Written instruction. Everything in the listing should be restated word for word.

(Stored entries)
☆ ☆ ☆

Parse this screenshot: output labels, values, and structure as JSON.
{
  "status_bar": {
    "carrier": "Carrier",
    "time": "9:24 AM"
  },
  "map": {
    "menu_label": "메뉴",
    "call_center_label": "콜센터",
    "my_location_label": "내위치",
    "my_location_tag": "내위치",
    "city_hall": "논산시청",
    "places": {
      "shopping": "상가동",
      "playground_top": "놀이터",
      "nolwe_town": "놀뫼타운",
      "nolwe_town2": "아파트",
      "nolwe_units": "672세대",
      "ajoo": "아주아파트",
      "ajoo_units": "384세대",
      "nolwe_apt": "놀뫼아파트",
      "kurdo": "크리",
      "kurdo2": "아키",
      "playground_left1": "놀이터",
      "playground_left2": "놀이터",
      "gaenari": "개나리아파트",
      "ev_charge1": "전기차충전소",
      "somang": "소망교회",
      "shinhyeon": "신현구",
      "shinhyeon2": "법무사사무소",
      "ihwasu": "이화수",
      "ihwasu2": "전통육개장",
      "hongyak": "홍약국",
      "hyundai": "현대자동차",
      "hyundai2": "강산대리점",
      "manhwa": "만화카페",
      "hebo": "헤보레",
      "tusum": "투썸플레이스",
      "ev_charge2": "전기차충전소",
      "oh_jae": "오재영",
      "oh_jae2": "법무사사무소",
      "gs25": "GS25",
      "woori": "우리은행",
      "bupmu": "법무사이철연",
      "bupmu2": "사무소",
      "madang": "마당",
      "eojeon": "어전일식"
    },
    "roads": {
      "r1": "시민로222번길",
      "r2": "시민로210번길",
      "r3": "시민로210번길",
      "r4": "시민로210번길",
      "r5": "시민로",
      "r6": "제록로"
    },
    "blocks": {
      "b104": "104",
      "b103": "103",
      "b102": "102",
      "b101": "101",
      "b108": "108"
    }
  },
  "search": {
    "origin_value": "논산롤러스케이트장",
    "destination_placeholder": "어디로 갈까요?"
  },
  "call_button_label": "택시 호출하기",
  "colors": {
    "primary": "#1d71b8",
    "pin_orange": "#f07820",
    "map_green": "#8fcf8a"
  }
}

☆ ☆ ☆

Answer to this problem.
Parse this screenshot: output labels, values, and structure as JSON.
{
  "status_bar": {
    "carrier": "Carrier",
    "time": "9:24 AM"
  },
  "map": {
    "menu_label": "메뉴",
    "call_center_label": "콜센터",
    "my_location_label": "내위치",
    "my_location_tag": "내위치",
    "city_hall": "논산시청",
    "places": {
      "shopping": "상가동",
      "playground_top": "놀이터",
      "nolwe_town": "놀뫼타운",
      "nolwe_town2": "아파트",
      "nolwe_units": "672세대",
      "ajoo": "아주아파트",
      "ajoo_units": "384세대",
      "nolwe_apt": "놀뫼아파트",
      "kurdo": "크리",
      "kurdo2": "아키",
      "playground_left1": "놀이터",
      "playground_left2": "놀이터",
      "gaenari": "개나리아파트",
      "ev_charge1": "전기차충전소",
      "somang": "소망교회",
      "shinhyeon": "신현구",
      "shinhyeon2": "법무사사무소",
      "ihwasu": "이화수",
      "ihwasu2": "전통육개장",
      "hongyak": "홍약국",
      "hyundai": "현대자동차",
      "hyundai2": "강산대리점",
      "manhwa": "만화카페",
      "hebo": "헤보레",
      "tusum": "투썸플레이스",
      "ev_charge2": "전기차충전소",
      "oh_jae": "오재영",
      "oh_jae2": "법무사사무소",
      "gs25": "GS25",
      "woori": "우리은행",
      "bupmu": "법무사이철연",
      "bupmu2": "사무소",
      "madang": "마당",
      "eojeon": "어전일식"
    },
    "roads": {
      "r1": "시민로222번길",
      "r2": "시민로210번길",
      "r3": "시민로210번길",
      "r4": "시민로210번길",
      "r5": "시민로",
      "r6": "제록로"
    },
    "blocks": {
      "b104": "104",
      "b103": "103",
      "b102": "102",
      "b101": "101",
      "b108": "108"
    }
  },
  "search": {
    "origin_value": "논산롤러스케이트장",
    "destination_placeholder": "어디로 갈까요?"
  },
  "call_button_label": "택시 호출하기",
  "colors": {
    "primary": "#1d71b8",
    "pin_orange": "#f07820",
    "map_green": "#8fcf8a"
  }
}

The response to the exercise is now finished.